### Task details
Return every line of the material exactly.

### Records shown
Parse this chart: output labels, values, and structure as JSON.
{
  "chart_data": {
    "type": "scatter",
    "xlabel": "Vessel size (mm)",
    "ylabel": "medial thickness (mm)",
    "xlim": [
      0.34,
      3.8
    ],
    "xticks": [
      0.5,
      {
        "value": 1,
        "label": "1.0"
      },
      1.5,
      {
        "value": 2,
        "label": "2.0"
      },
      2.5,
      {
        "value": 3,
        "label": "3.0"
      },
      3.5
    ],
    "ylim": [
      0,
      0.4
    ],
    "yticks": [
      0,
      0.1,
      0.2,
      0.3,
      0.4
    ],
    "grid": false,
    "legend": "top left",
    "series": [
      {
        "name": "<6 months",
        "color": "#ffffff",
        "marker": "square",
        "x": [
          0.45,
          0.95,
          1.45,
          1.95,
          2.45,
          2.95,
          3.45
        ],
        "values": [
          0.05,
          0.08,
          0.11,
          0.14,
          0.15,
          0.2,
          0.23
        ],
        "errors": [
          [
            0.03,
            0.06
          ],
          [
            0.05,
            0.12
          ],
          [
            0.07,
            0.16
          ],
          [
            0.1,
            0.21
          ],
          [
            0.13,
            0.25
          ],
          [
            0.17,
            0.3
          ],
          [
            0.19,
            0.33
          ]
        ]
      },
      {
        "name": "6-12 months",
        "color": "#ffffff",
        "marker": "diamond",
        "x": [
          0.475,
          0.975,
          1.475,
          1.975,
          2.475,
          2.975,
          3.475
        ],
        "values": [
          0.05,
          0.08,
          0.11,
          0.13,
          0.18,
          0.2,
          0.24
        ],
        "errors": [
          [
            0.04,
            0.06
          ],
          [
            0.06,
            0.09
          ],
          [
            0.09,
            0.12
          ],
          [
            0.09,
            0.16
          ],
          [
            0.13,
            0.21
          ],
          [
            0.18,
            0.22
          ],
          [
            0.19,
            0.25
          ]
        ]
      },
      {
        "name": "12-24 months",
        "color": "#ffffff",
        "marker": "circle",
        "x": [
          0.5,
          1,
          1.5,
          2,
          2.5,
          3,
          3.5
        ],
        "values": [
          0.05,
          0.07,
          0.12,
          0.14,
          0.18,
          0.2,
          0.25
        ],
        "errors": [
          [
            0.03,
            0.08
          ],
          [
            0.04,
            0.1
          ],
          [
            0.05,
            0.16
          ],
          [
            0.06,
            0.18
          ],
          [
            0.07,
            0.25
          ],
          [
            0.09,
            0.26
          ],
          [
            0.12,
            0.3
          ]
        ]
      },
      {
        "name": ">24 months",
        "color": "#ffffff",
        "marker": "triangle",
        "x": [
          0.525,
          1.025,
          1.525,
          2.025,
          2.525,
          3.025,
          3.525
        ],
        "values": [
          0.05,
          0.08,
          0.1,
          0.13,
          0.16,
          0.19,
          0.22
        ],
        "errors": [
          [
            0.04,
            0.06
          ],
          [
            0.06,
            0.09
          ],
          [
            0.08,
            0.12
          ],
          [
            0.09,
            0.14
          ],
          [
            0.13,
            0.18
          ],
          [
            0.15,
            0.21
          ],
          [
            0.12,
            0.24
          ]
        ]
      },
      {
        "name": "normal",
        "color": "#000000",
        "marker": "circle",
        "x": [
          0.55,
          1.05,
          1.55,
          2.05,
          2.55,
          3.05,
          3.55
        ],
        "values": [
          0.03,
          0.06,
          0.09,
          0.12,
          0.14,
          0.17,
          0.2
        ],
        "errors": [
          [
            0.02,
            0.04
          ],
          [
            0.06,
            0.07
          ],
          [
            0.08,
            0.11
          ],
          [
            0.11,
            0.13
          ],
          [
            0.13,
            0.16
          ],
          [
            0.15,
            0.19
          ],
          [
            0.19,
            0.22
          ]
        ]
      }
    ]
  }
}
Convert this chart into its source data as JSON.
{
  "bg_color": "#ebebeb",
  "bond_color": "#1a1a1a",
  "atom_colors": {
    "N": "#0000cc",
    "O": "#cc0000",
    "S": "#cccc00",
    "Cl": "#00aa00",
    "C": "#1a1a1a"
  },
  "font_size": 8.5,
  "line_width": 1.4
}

### Full answer
Parse this chart: output labels, values, and structure as JSON.
{
  "chart_data": {
    "type": "scatter",
    "xlabel": "Vessel size (mm)",
    "ylabel": "medial thickness (mm)",
    "xlim": [
      0.34,
      3.8
    ],
    "xticks": [
      0.5,
      {
        "value": 1,
        "label": "1.0"
      },
      1.5,
      {
        "value": 2,
        "label": "2.0"
      },
      2.5,
      {
        "value": 3,
        "label": "3.0"
      },
      3.5
    ],
    "ylim": [
      0,
      0.4
    ],
    "yticks": [
      0,
      0.1,
      0.2,
      0.3,
      0.4
    ],
    "grid": false,
    "legend": "top left",
    "series": [
      {
        "name": "<6 months",
        "color": "#ffffff",
        "marker": "square",
        "x": [
          0.45,
          0.95,
          1.45,
          1.95,
          2.45,
          2.95,
          3.45
        ],
        "values": [
          0.05,
          0.08,
          0.11,
          0.14,
          0.15,
          0.2,
          0.23
        ],
        "errors": [
          [
            0.03,
            0.06
          ],
          [
            0.05,
            0.12
          ],
          [
            0.07,
            0.16
          ],
          [
            0.1,
            0.21
          ],
          [
            0.13,
            0.25
          ],
          [
            0.17,
            0.3
          ],
          [
            0.19,
            0.33
          ]
        ]
      },
      {
        "name": "6-12 months",
        "color": "#ffffff",
        "marker": "diamond",
        "x": [
          0.475,
          0.975,
          1.475,
          1.975,
          2.475,
          2.975,
          3.475
        ],
        "values": [
          0.05,
          0.08,
          0.11,
          0.13,
          0.18,
          0.2,
          0.24
        ],
        "errors": [
          [
            0.04,
            0.06
          ],
          [
            0.06,
            0.09
          ],
          [
            0.09,
            0.12
          ],
          [
            0.09,
            0.16
          ],
          [
            0.13,
            0.21
          ],
          [
            0.18,
            0.22
          ],
          [
            0.19,
            0.25
          ]
        ]
      },
      {
        "name": "12-24 months",
        "color": "#ffffff",
        "marker": "circle",
        "x": [
          0.5,
          1,
          1.5,
          2,
          2.5,
          3,
          3.5
        ],
        "values": [
          0.05,
          0.07,
          0.12,
          0.14,
          0.18,
          0.2,
          0.25
        ],
        "errors": [
          [
            0.03,
            0.08
          ],
          [
            0.04,
            0.1
          ],
          [
            0.05,
            0.16
          ],
          [
            0.06,
            0.18
          ],
          [
            0.07,
            0.25
          ],
          [
            0.09,
            0.26
          ],
          [
            0.12,
            0.3
          ]
        ]
      },
      {
        "name": ">24 months",
        "color": "#ffffff",
        "marker": "triangle",
        "x": [
          0.525,
          1.025,
          1.525,
          2.025,
          2.525,
          3.025,
          3.525
        ],
        "values": [
          0.05,
          0.08,
          0.1,
          0.13,
          0.16,
          0.19,
          0.22
        ],
        "errors": [
          [
            0.04,
            0.06
          ],
          [
            0.06,
            0.09
          ],
          [
            0.08,
            0.12
          ],
          [
            0.09,
            0.14
          ],
          [
            0.13,
            0.18
          ],
          [
            0.15,
            0.21
          ],
          [
            0.12,
            0.24
          ]
        ]
      },
      {
        "name": "normal",
        "color": "#000000",
        "marker": "circle",
        "x": [
          0.55,
          1.05,
          1.55,
          2.05,
          2.55,
          3.05,
          3.55
        ],
        "values": [
          0.03,
          0.06,
          0.09,
          0.12,
          0.14,
          0.17,
          0.2
        ],
        "errors": [
          [
            0.02,
            0.04
          ],
          [
            0.06,
            0.07
          ],
          [
            0.08,
            0.11
          ],
          [
            0.11,
            0.13
          ],
          [
            0.13,
            0.16
          ],
          [
            0.15,
            0.19
          ],
          [
            0.19,
            0.22
          ]
        ]
      }
    ]
  }
}
Convert this chart into its source data as JSON.
{
  "bg_color": "#ebebeb",
  "bond_color": "#1a1a1a",
  "atom_colors": {
    "N": "#0000cc",
    "O": "#cc0000",
    "S": "#cccc00",
    "Cl": "#00aa00",
    "C": "#1a1a1a"
  },
  "font_size": 8.5,
  "line_width": 1.4
}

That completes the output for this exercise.